EXERCISE OBJECTIVE:
Repeat, exactly and in full, the lines of the listing below, but without any pictures.

(Extracted data entries)
-.-.-
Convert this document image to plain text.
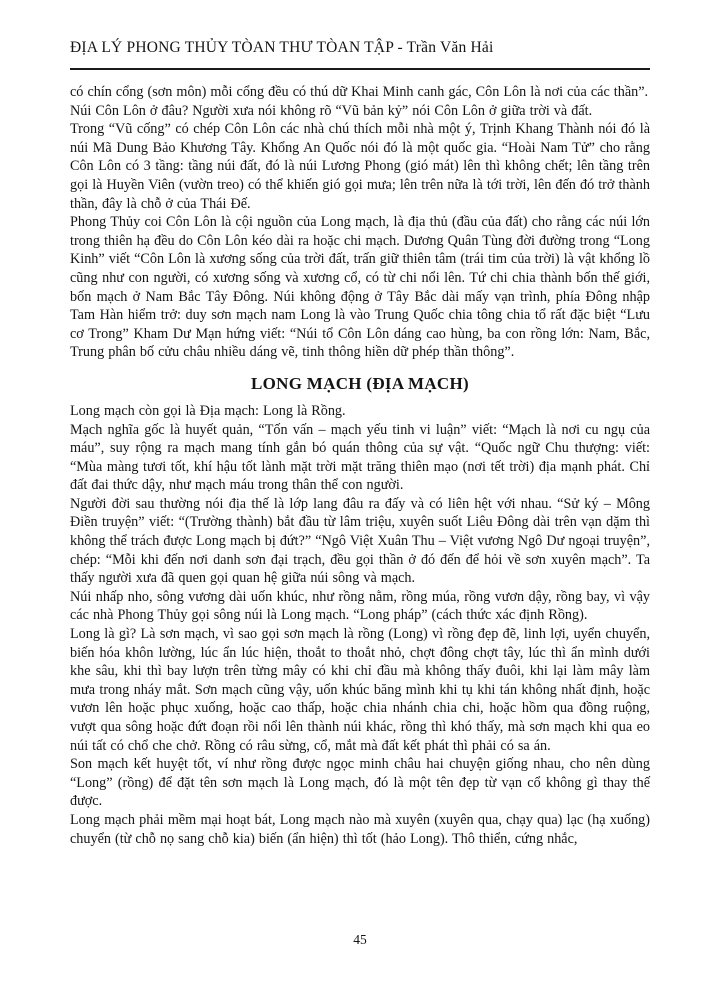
ĐỊA LÝ PHONG THỦY TÒAN THƯ TÒAN TẬP - Trần Văn Hải

có chín cổng (sơn môn) mỗi cổng đều có thú dữ Khai Minh canh gác, Côn Lôn là nơi của các thần”.

Núi Côn Lôn ở đâu? Người xưa nói không rõ “Vũ bản kỷ” nói Côn Lôn ở giữa trời và đất.

Trong “Vũ cống” có chép Côn Lôn các nhà chú thích mỗi nhà một ý, Trịnh Khang Thành nói đó là núi Mã Dung Bảo Khương Tây. Khổng An Quốc nói đó là một quốc gia. “Hoài Nam Tử” cho rằng Côn Lôn có 3 tầng: tầng núi đất, đó là núi Lương Phong (gió mát) lên thì không chết; lên tầng trên gọi là Huyền Viên (vườn treo) có thể khiến gió gọi mưa; lên trên nữa là tới trời, lên đến đó trở thành thần, đây là chỗ ở của Thái Đế.

Phong Thủy coi Côn Lôn là cội nguồn của Long mạch, là địa thủ (đầu của đất) cho rằng các núi lớn trong thiên hạ đều do Côn Lôn kéo dài ra hoặc chi mạch. Dương Quân Tùng đời đường trong “Long Kinh” viết “Côn Lôn là xương sống của trời đất, trấn giữ thiên tâm (trái tim của trời) là vật khổng lồ cũng như con người, có xương sống và xương cổ, có từ chi nổi lên. Tứ chi chia thành bốn thế giới, bốn mạch ở Nam Bắc Tây Đông. Núi không động ở Tây Bắc dài mấy vạn trình, phía Đông nhập Tam Hàn hiểm trở: duy sơn mạch nam Long là vào Trung Quốc chia tông chia tổ rất đặc biệt “Lưu cơ Trong” Kham Dư Mạn hứng viết: “Núi tổ Côn Lôn dáng cao hùng, ba con rồng lớn: Nam, Bắc, Trung phân bố cửu châu nhiều dáng vẽ, tinh thông hiền dữ phép thần thông”.

LONG MẠCH (ĐỊA MẠCH)

Long mạch còn gọi là Địa mạch: Long là Rồng.

Mạch nghĩa gốc là huyết quản, “Tốn vấn – mạch yếu tinh vi luận” viết: “Mạch là nơi cu ngụ của máu”, suy rộng ra mạch mang tính gắn bó quán thông của sự vật. “Quốc ngữ Chu thượng: viết: “Mùa màng tươi tốt, khí hậu tốt lành mặt trời mặt trăng thiên mạo (nơi tết trời) địa mạnh phát. Chỉ đất đai thức dậy, như mạch máu trong thân thể con người.

Người đời sau thường nói địa thế là lớp lang đâu ra đấy và có liên hệt với nhau. “Sử ký – Mông Điền truyện” viết: “(Trường thành) bắt đầu từ lâm triệu, xuyên suốt Liêu Đông dài trên vạn dặm thì không thể trách được Long mạch bị đứt?” “Ngô Việt Xuân Thu – Việt vương Ngô Dư ngoại truyện”, chép: “Mỗi khi đến nơi danh sơn đại trạch, đều gọi thần ở đó đến để hỏi về sơn xuyên mạch”. Ta thấy người xưa đã quen gọi quan hệ giữa núi sông và mạch.

Núi nhấp nho, sông vương dài uốn khúc, như rồng nằm, rồng múa, rồng vươn dậy, rồng bay, vì vậy các nhà Phong Thủy gọi sông núi là Long mạch. “Long pháp” (cách thức xác định Rồng).

Long là gì? Là sơn mạch, vì sao gọi sơn mạch là rồng (Long) vì rồng đẹp đẽ, linh lợi, uyển chuyển, biến hóa khôn lường, lúc ẩn lúc hiện, thoắt to thoắt nhỏ, chợt đông chợt tây, lúc thì ẩn mình dưới khe sâu, khi thì bay lượn trên từng mây có khi chỉ đầu mà không thấy đuôi, khi lại làm mây làm mưa trong nháy mắt. Sơn mạch cũng vậy, uốn khúc băng mình khi tụ khi tán không nhất định, hoặc vươn lên hoặc phục xuống, hoặc cao thấp, hoặc chia nhánh chia chi, hoặc hồm qua đồng ruộng, vượt qua sông hoặc đứt đoạn rồi nổi lên thành núi khác, rồng thì khó thấy, mà sơn mạch khi qua eo núi tất có chổ che chở. Rồng có râu sừng, cổ, mắt mà đất kết phát thì phải có sa án.

Son mạch kết huyệt tốt, ví như rồng được ngọc minh châu hai chuyện giống nhau, cho nên dùng “Long” (rồng) để đặt tên sơn mạch là Long mạch, đó là một tên đẹp từ vạn cổ không gì thay thế được.

Long mạch phải mềm mại hoạt bát, Long mạch nào mà xuyên (xuyên qua, chạy qua) lạc (hạ xuống) chuyển (từ chỗ nọ sang chỗ kia) biến (ẩn hiện) thì tốt (hảo Long). Thô thiển, cứng nhắc,

45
-.-.-
IN RESPONSE:
Convert this document image to plain text.
ĐỊA LÝ PHONG THỦY TÒAN THƯ TÒAN TẬP - Trần Văn Hải

có chín cổng (sơn môn) mỗi cổng đều có thú dữ Khai Minh canh gác, Côn Lôn là nơi của các thần”.

Núi Côn Lôn ở đâu? Người xưa nói không rõ “Vũ bản kỷ” nói Côn Lôn ở giữa trời và đất.

Trong “Vũ cống” có chép Côn Lôn các nhà chú thích mỗi nhà một ý, Trịnh Khang Thành nói đó là núi Mã Dung Bảo Khương Tây. Khổng An Quốc nói đó là một quốc gia. “Hoài Nam Tử” cho rằng Côn Lôn có 3 tầng: tầng núi đất, đó là núi Lương Phong (gió mát) lên thì không chết; lên tầng trên gọi là Huyền Viên (vườn treo) có thể khiến gió gọi mưa; lên trên nữa là tới trời, lên đến đó trở thành thần, đây là chỗ ở của Thái Đế.

Phong Thủy coi Côn Lôn là cội nguồn của Long mạch, là địa thủ (đầu của đất) cho rằng các núi lớn trong thiên hạ đều do Côn Lôn kéo dài ra hoặc chi mạch. Dương Quân Tùng đời đường trong “Long Kinh” viết “Côn Lôn là xương sống của trời đất, trấn giữ thiên tâm (trái tim của trời) là vật khổng lồ cũng như con người, có xương sống và xương cổ, có từ chi nổi lên. Tứ chi chia thành bốn thế giới, bốn mạch ở Nam Bắc Tây Đông. Núi không động ở Tây Bắc dài mấy vạn trình, phía Đông nhập Tam Hàn hiểm trở: duy sơn mạch nam Long là vào Trung Quốc chia tông chia tổ rất đặc biệt “Lưu cơ Trong” Kham Dư Mạn hứng viết: “Núi tổ Côn Lôn dáng cao hùng, ba con rồng lớn: Nam, Bắc, Trung phân bố cửu châu nhiều dáng vẽ, tinh thông hiền dữ phép thần thông”.

LONG MẠCH (ĐỊA MẠCH)

Long mạch còn gọi là Địa mạch: Long là Rồng.

Mạch nghĩa gốc là huyết quản, “Tốn vấn – mạch yếu tinh vi luận” viết: “Mạch là nơi cu ngụ của máu”, suy rộng ra mạch mang tính gắn bó quán thông của sự vật. “Quốc ngữ Chu thượng: viết: “Mùa màng tươi tốt, khí hậu tốt lành mặt trời mặt trăng thiên mạo (nơi tết trời) địa mạnh phát. Chỉ đất đai thức dậy, như mạch máu trong thân thể con người.

Người đời sau thường nói địa thế là lớp lang đâu ra đấy và có liên hệt với nhau. “Sử ký – Mông Điền truyện” viết: “(Trường thành) bắt đầu từ lâm triệu, xuyên suốt Liêu Đông dài trên vạn dặm thì không thể trách được Long mạch bị đứt?” “Ngô Việt Xuân Thu – Việt vương Ngô Dư ngoại truyện”, chép: “Mỗi khi đến nơi danh sơn đại trạch, đều gọi thần ở đó đến để hỏi về sơn xuyên mạch”. Ta thấy người xưa đã quen gọi quan hệ giữa núi sông và mạch.

Núi nhấp nho, sông vương dài uốn khúc, như rồng nằm, rồng múa, rồng vươn dậy, rồng bay, vì vậy các nhà Phong Thủy gọi sông núi là Long mạch. “Long pháp” (cách thức xác định Rồng).

Long là gì? Là sơn mạch, vì sao gọi sơn mạch là rồng (Long) vì rồng đẹp đẽ, linh lợi, uyển chuyển, biến hóa khôn lường, lúc ẩn lúc hiện, thoắt to thoắt nhỏ, chợt đông chợt tây, lúc thì ẩn mình dưới khe sâu, khi thì bay lượn trên từng mây có khi chỉ đầu mà không thấy đuôi, khi lại làm mây làm mưa trong nháy mắt. Sơn mạch cũng vậy, uốn khúc băng mình khi tụ khi tán không nhất định, hoặc vươn lên hoặc phục xuống, hoặc cao thấp, hoặc chia nhánh chia chi, hoặc hồm qua đồng ruộng, vượt qua sông hoặc đứt đoạn rồi nổi lên thành núi khác, rồng thì khó thấy, mà sơn mạch khi qua eo núi tất có chổ che chở. Rồng có râu sừng, cổ, mắt mà đất kết phát thì phải có sa án.

Son mạch kết huyệt tốt, ví như rồng được ngọc minh châu hai chuyện giống nhau, cho nên dùng “Long” (rồng) để đặt tên sơn mạch là Long mạch, đó là một tên đẹp từ vạn cổ không gì thay thế được.

Long mạch phải mềm mại hoạt bát, Long mạch nào mà xuyên (xuyên qua, chạy qua) lạc (hạ xuống) chuyển (từ chỗ nọ sang chỗ kia) biến (ẩn hiện) thì tốt (hảo Long). Thô thiển, cứng nhắc,

45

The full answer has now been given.